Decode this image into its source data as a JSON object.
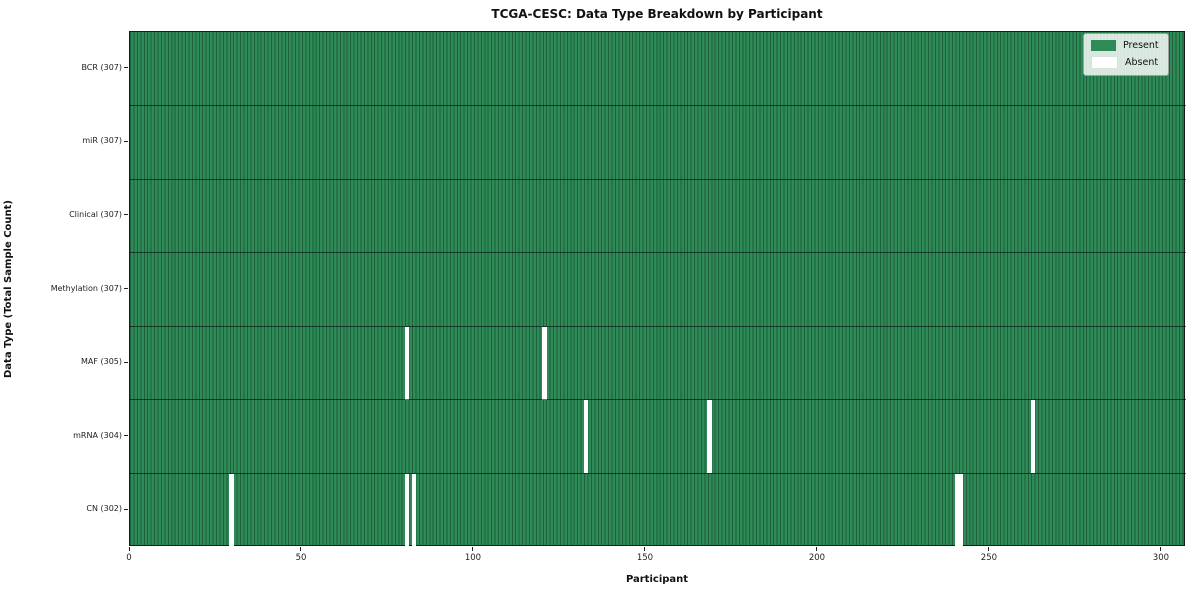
{
  "title": "TCGA-CESC: Data Type Breakdown by Participant",
  "xlabel": "Participant",
  "ylabel": "Data Type (Total Sample Count)",
  "legend": [
    {
      "label": "Present",
      "color": "#2e8b57"
    },
    {
      "label": "Absent",
      "color": "#ffffff"
    }
  ],
  "x_ticks": [
    0,
    50,
    100,
    150,
    200,
    250,
    300
  ],
  "chart_data": {
    "type": "heatmap",
    "title": "TCGA-CESC: Data Type Breakdown by Participant",
    "xlabel": "Participant",
    "ylabel": "Data Type (Total Sample Count)",
    "n_participants": 307,
    "x_range": [
      0,
      307
    ],
    "legend_position": "upper right",
    "colors": {
      "present": "#2e8b57",
      "absent": "#ffffff",
      "cell_edge": "rgba(8,34,22,0.42)"
    },
    "rows": [
      {
        "label": "BCR (307)",
        "data_type": "BCR",
        "total": 307,
        "absent_participants": []
      },
      {
        "label": "miR (307)",
        "data_type": "miR",
        "total": 307,
        "absent_participants": []
      },
      {
        "label": "Clinical (307)",
        "data_type": "Clinical",
        "total": 307,
        "absent_participants": []
      },
      {
        "label": "Methylation (307)",
        "data_type": "Methylation",
        "total": 307,
        "absent_participants": []
      },
      {
        "label": "MAF (305)",
        "data_type": "MAF",
        "total": 305,
        "absent_participants": [
          80,
          120
        ]
      },
      {
        "label": "mRNA (304)",
        "data_type": "mRNA",
        "total": 304,
        "absent_participants": [
          132,
          168,
          262
        ]
      },
      {
        "label": "CN (302)",
        "data_type": "CN",
        "total": 302,
        "absent_participants": [
          29,
          80,
          82,
          240,
          241
        ]
      }
    ]
  }
}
***
Your task:
Copy out, from the material above, each line where the word "Methylation" is present.

Answer section:
        "label": "Methylation (307)",
        "data_type": "Methylation",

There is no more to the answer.